**TASK REQUIREMENTS**: Write out the full set of records exactly. Any pictures in them do not belong in the copy.

# # # #

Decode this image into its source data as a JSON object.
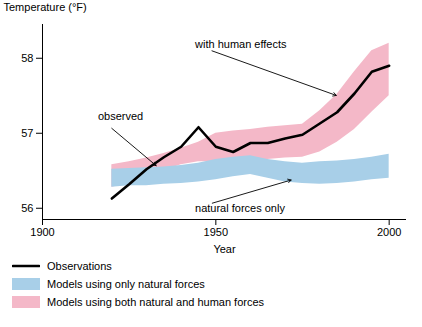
{
  "chart_data": {
    "type": "line",
    "xlabel": "Year",
    "ylabel": "Temperature (°F)",
    "xlim": [
      1900,
      2005
    ],
    "ylim": [
      55.85,
      58.45
    ],
    "xticks": [
      1900,
      1950,
      2000
    ],
    "yticks": [
      56,
      57,
      58
    ],
    "x": [
      1920,
      1925,
      1930,
      1935,
      1940,
      1945,
      1950,
      1955,
      1960,
      1965,
      1970,
      1975,
      1980,
      1985,
      1990,
      1995,
      2000
    ],
    "series": [
      {
        "name": "Observations",
        "type": "line",
        "color": "#000000",
        "values": [
          56.13,
          56.32,
          56.52,
          56.68,
          56.82,
          57.08,
          56.82,
          56.75,
          56.87,
          56.87,
          56.93,
          56.98,
          57.13,
          57.28,
          57.53,
          57.82,
          57.9
        ]
      },
      {
        "name": "Models using only natural forces",
        "type": "area",
        "color": "#a8cfe8",
        "low": [
          56.28,
          56.3,
          56.3,
          56.32,
          56.33,
          56.35,
          56.38,
          56.42,
          56.45,
          56.4,
          56.35,
          56.33,
          56.32,
          56.33,
          56.35,
          56.38,
          56.4
        ],
        "high": [
          56.52,
          56.53,
          56.54,
          56.55,
          56.57,
          56.6,
          56.65,
          56.68,
          56.7,
          56.65,
          56.62,
          56.6,
          56.62,
          56.63,
          56.65,
          56.68,
          56.72
        ]
      },
      {
        "name": "Models using both natural and human forces",
        "type": "area",
        "color": "#f4b8c8",
        "low": [
          56.28,
          56.33,
          56.4,
          56.5,
          56.58,
          56.62,
          56.62,
          56.62,
          56.63,
          56.65,
          56.67,
          56.68,
          56.75,
          56.88,
          57.05,
          57.28,
          57.5
        ],
        "high": [
          56.58,
          56.62,
          56.67,
          56.73,
          56.8,
          56.88,
          57.0,
          57.03,
          57.05,
          57.08,
          57.1,
          57.12,
          57.3,
          57.52,
          57.82,
          58.1,
          58.2
        ]
      }
    ],
    "annotations": [
      {
        "text": "observed",
        "x": 1933,
        "y": 56.56,
        "text_x": 1916,
        "text_y": 57.22
      },
      {
        "text": "with human effects",
        "x": 1985,
        "y": 57.5,
        "text_x": 1944,
        "text_y": 58.18
      },
      {
        "text": "natural forces only",
        "x": 1972,
        "y": 56.38,
        "text_x": 1944,
        "text_y": 56.0
      }
    ],
    "legend": "bottom"
  }
}
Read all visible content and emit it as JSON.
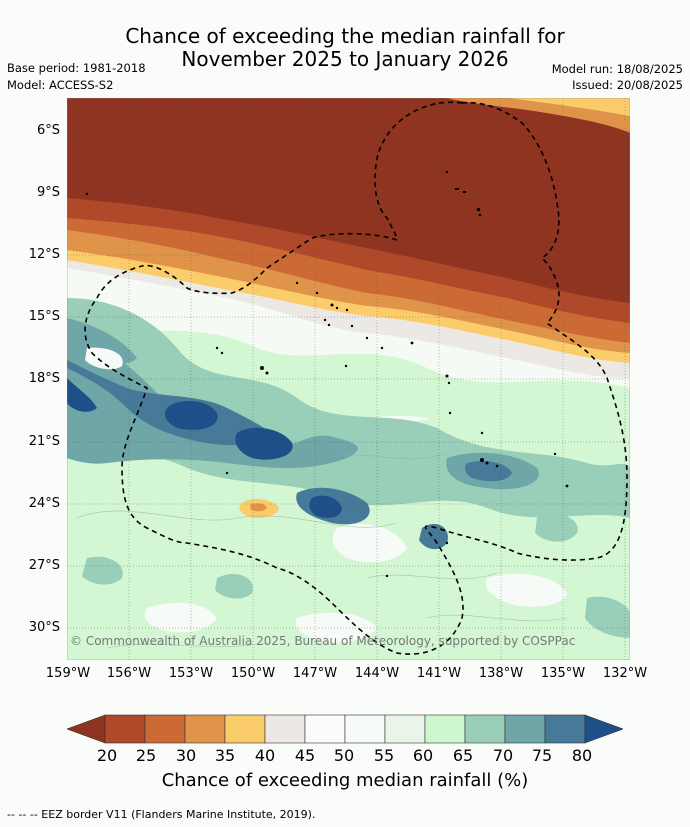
{
  "title_line1": "Chance of exceeding the median rainfall for",
  "title_line2": "November 2025 to January 2026",
  "base_period": "Base period: 1981-2018",
  "model": "Model: ACCESS-S2",
  "model_run": "Model run: 18/08/2025",
  "issued": "Issued: 20/08/2025",
  "lat_labels": [
    "6°S",
    "9°S",
    "12°S",
    "15°S",
    "18°S",
    "21°S",
    "24°S",
    "27°S",
    "30°S"
  ],
  "lon_labels": [
    "159°W",
    "156°W",
    "153°W",
    "150°W",
    "147°W",
    "144°W",
    "141°W",
    "138°W",
    "135°W",
    "132°W"
  ],
  "copyright": "© Commonwealth of Australia 2025, Bureau of Meteorology, supported by COSPPac",
  "colorbar": {
    "labels": [
      "20",
      "25",
      "30",
      "35",
      "40",
      "45",
      "50",
      "55",
      "60",
      "65",
      "70",
      "75",
      "80"
    ],
    "colors": [
      "#8f3420",
      "#b0482a",
      "#cc6a35",
      "#e0944a",
      "#fbcd6a",
      "#ece9e5",
      "#fbfbfb",
      "#f7fbf7",
      "#e8f5e8",
      "#cdf7cf",
      "#99cfb8",
      "#6fa6a8",
      "#467a98",
      "#1f4f88"
    ],
    "title": "Chance of exceeding median rainfall (%)"
  },
  "footer": "--  --  -- EEZ border V11 (Flanders Marine Institute, 2019)."
}
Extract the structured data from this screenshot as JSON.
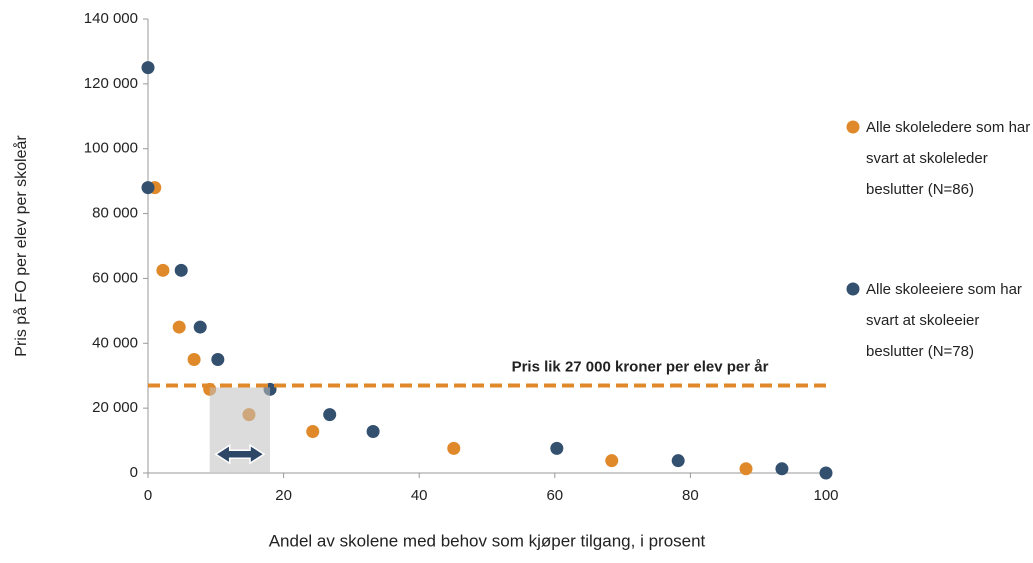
{
  "chart_data": {
    "type": "scatter",
    "y_label": "Pris på FO per elev per skoleår",
    "x_label": "Andel av skolene med behov som kjøper tilgang, i prosent",
    "xlim": [
      0,
      100
    ],
    "xticks": [
      0,
      20,
      40,
      60,
      80,
      100
    ],
    "ylim": [
      0,
      140000
    ],
    "yticks": [
      {
        "value": 0,
        "label": "0"
      },
      {
        "value": 20000,
        "label": "20 000"
      },
      {
        "value": 40000,
        "label": "40 000"
      },
      {
        "value": 60000,
        "label": "60 000"
      },
      {
        "value": 80000,
        "label": "80 000"
      },
      {
        "value": 100000,
        "label": "100 000"
      },
      {
        "value": 120000,
        "label": "120 000"
      },
      {
        "value": 140000,
        "label": "140 000"
      }
    ],
    "grid": false,
    "legend_position": "right",
    "reference_line": {
      "value": 27000,
      "label": "Pris lik 27 000 kroner per elev per år",
      "color": "#e0892a"
    },
    "series": [
      {
        "name": "Alle skoleledere som har svart at skoleleder beslutter (N=86)",
        "color": "#e0892a",
        "x": [
          1,
          2.2,
          4.6,
          6.8,
          9.1,
          14.9,
          24.3,
          45.1,
          68.4,
          88.2
        ],
        "values": [
          88000,
          62500,
          45000,
          35000,
          25800,
          18000,
          12800,
          7600,
          3800,
          1300
        ]
      },
      {
        "name": "Alle skoleeiere som har svart at skoleeier beslutter (N=78)",
        "color": "#34506f",
        "x": [
          0,
          0,
          4.9,
          7.7,
          10.3,
          18,
          26.8,
          33.2,
          60.3,
          78.2,
          93.5,
          100
        ],
        "values": [
          125000,
          88000,
          62500,
          45000,
          35000,
          25800,
          18000,
          12800,
          7600,
          3800,
          1300,
          0
        ]
      }
    ]
  }
}
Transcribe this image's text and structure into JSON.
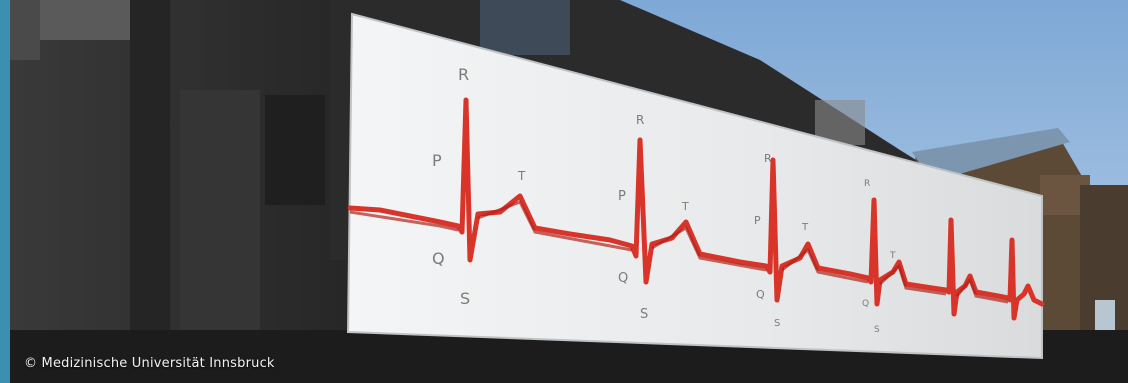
{
  "caption": "© Medizinische Universität Innsbruck",
  "colors": {
    "accent_bar": "#3b8fb3",
    "sky": "#8fb3d9",
    "panel": "#eceeef",
    "ecg_line": "#d8342a",
    "letters": "#7b7b7b",
    "building_dark": "#2f2f2f",
    "roof_blue": "#6f8fb0"
  },
  "wall_letters": [
    "R",
    "P",
    "T",
    "Q",
    "S",
    "R",
    "P",
    "T",
    "Q",
    "S",
    "R",
    "P",
    "T",
    "Q",
    "S",
    "R",
    "T",
    "Q",
    "S"
  ]
}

# # # #

**EXERCISE SOLUTION**:
Decode this image into its source data as a JSON object.
{
  "chart_data": {
    "type": "line",
    "xlabel": "Year",
    "ylabel": "Temperature (°F)",
    "xlim": [
      1900,
      2005
    ],
    "ylim": [
      55.85,
      58.45
    ],
    "xticks": [
      1900,
      1950,
      2000
    ],
    "yticks": [
      56,
      57,
      58
    ],
    "x": [
      1920,
      1925,
      1930,
      1935,
      1940,
      1945,
      1950,
      1955,
      1960,
      1965,
      1970,
      1975,
      1980,
      1985,
      1990,
      1995,
      2000
    ],
    "series": [
      {
        "name": "Observations",
        "type": "line",
        "color": "#000000",
        "values": [
          56.13,
          56.32,
          56.52,
          56.68,
          56.82,
          57.08,
          56.82,
          56.75,
          56.87,
          56.87,
          56.93,
          56.98,
          57.13,
          57.28,
          57.53,
          57.82,
          57.9
        ]
      },
      {
        "name": "Models using only natural forces",
        "type": "area",
        "color": "#a8cfe8",
        "low": [
          56.28,
          56.3,
          56.3,
          56.32,
          56.33,
          56.35,
          56.38,
          56.42,
          56.45,
          56.4,
          56.35,
          56.33,
          56.32,
          56.33,
          56.35,
          56.38,
          56.4
        ],
        "high": [
          56.52,
          56.53,
          56.54,
          56.55,
          56.57,
          56.6,
          56.65,
          56.68,
          56.7,
          56.65,
          56.62,
          56.6,
          56.62,
          56.63,
          56.65,
          56.68,
          56.72
        ]
      },
      {
        "name": "Models using both natural and human forces",
        "type": "area",
        "color": "#f4b8c8",
        "low": [
          56.28,
          56.33,
          56.4,
          56.5,
          56.58,
          56.62,
          56.62,
          56.62,
          56.63,
          56.65,
          56.67,
          56.68,
          56.75,
          56.88,
          57.05,
          57.28,
          57.5
        ],
        "high": [
          56.58,
          56.62,
          56.67,
          56.73,
          56.8,
          56.88,
          57.0,
          57.03,
          57.05,
          57.08,
          57.1,
          57.12,
          57.3,
          57.52,
          57.82,
          58.1,
          58.2
        ]
      }
    ],
    "annotations": [
      {
        "text": "observed",
        "x": 1933,
        "y": 56.56,
        "text_x": 1916,
        "text_y": 57.22
      },
      {
        "text": "with human effects",
        "x": 1985,
        "y": 57.5,
        "text_x": 1944,
        "text_y": 58.18
      },
      {
        "text": "natural forces only",
        "x": 1972,
        "y": 56.38,
        "text_x": 1944,
        "text_y": 56.0
      }
    ],
    "legend": "bottom"
  }
}
Read all visible content and emit it as JSON.
{
  "title_line1": "Chance of exceeding the median rainfall for",
  "title_line2": "November 2025 to January 2026",
  "base_period": "Base period: 1981-2018",
  "model": "Model: ACCESS-S2",
  "model_run": "Model run: 18/08/2025",
  "issued": "Issued: 20/08/2025",
  "lat_labels": [
    "6°S",
    "9°S",
    "12°S",
    "15°S",
    "18°S",
    "21°S",
    "24°S",
    "27°S",
    "30°S"
  ],
  "lon_labels": [
    "159°W",
    "156°W",
    "153°W",
    "150°W",
    "147°W",
    "144°W",
    "141°W",
    "138°W",
    "135°W",
    "132°W"
  ],
  "copyright": "© Commonwealth of Australia 2025, Bureau of Meteorology, supported by COSPPac",
  "colorbar": {
    "labels": [
      "20",
      "25",
      "30",
      "35",
      "40",
      "45",
      "50",
      "55",
      "60",
      "65",
      "70",
      "75",
      "80"
    ],
    "colors": [
      "#8f3420",
      "#b0482a",
      "#cc6a35",
      "#e0944a",
      "#fbcd6a",
      "#ece9e5",
      "#fbfbfb",
      "#f7fbf7",
      "#e8f5e8",
      "#cdf7cf",
      "#99cfb8",
      "#6fa6a8",
      "#467a98",
      "#1f4f88"
    ],
    "title": "Chance of exceeding median rainfall (%)"
  },
  "footer": "--  --  -- EEZ border V11 (Flanders Marine Institute, 2019)."
}
Extract the structured data from this screenshot as JSON.
{
  "chart_data": {
    "type": "scatter",
    "y_label": "Pris på FO per elev per skoleår",
    "x_label": "Andel av skolene med behov som kjøper tilgang, i prosent",
    "xlim": [
      0,
      100
    ],
    "xticks": [
      0,
      20,
      40,
      60,
      80,
      100
    ],
    "ylim": [
      0,
      140000
    ],
    "yticks": [
      {
        "value": 0,
        "label": "0"
      },
      {
        "value": 20000,
        "label": "20 000"
      },
      {
        "value": 40000,
        "label": "40 000"
      },
      {
        "value": 60000,
        "label": "60 000"
      },
      {
        "value": 80000,
        "label": "80 000"
      },
      {
        "value": 100000,
        "label": "100 000"
      },
      {
        "value": 120000,
        "label": "120 000"
      },
      {
        "value": 140000,
        "label": "140 000"
      }
    ],
    "grid": false,
    "legend_position": "right",
    "reference_line": {
      "value": 27000,
      "label": "Pris lik 27 000 kroner per elev per år",
      "color": "#e0892a"
    },
    "series": [
      {
        "name": "Alle skoleledere som har svart at skoleleder beslutter (N=86)",
        "color": "#e0892a",
        "x": [
          1,
          2.2,
          4.6,
          6.8,
          9.1,
          14.9,
          24.3,
          45.1,
          68.4,
          88.2
        ],
        "values": [
          88000,
          62500,
          45000,
          35000,
          25800,
          18000,
          12800,
          7600,
          3800,
          1300
        ]
      },
      {
        "name": "Alle skoleeiere som har svart at skoleeier beslutter (N=78)",
        "color": "#34506f",
        "x": [
          0,
          0,
          4.9,
          7.7,
          10.3,
          18,
          26.8,
          33.2,
          60.3,
          78.2,
          93.5,
          100
        ],
        "values": [
          125000,
          88000,
          62500,
          45000,
          35000,
          25800,
          18000,
          12800,
          7600,
          3800,
          1300,
          0
        ]
      }
    ]
  }
}
Transcribe this image's text and structure into JSON.
{
  "caption": "© Medizinische Universität Innsbruck",
  "colors": {
    "accent_bar": "#3b8fb3",
    "sky": "#8fb3d9",
    "panel": "#eceeef",
    "ecg_line": "#d8342a",
    "letters": "#7b7b7b",
    "building_dark": "#2f2f2f",
    "roof_blue": "#6f8fb0"
  },
  "wall_letters": [
    "R",
    "P",
    "T",
    "Q",
    "S",
    "R",
    "P",
    "T",
    "Q",
    "S",
    "R",
    "P",
    "T",
    "Q",
    "S",
    "R",
    "T",
    "Q",
    "S"
  ]
}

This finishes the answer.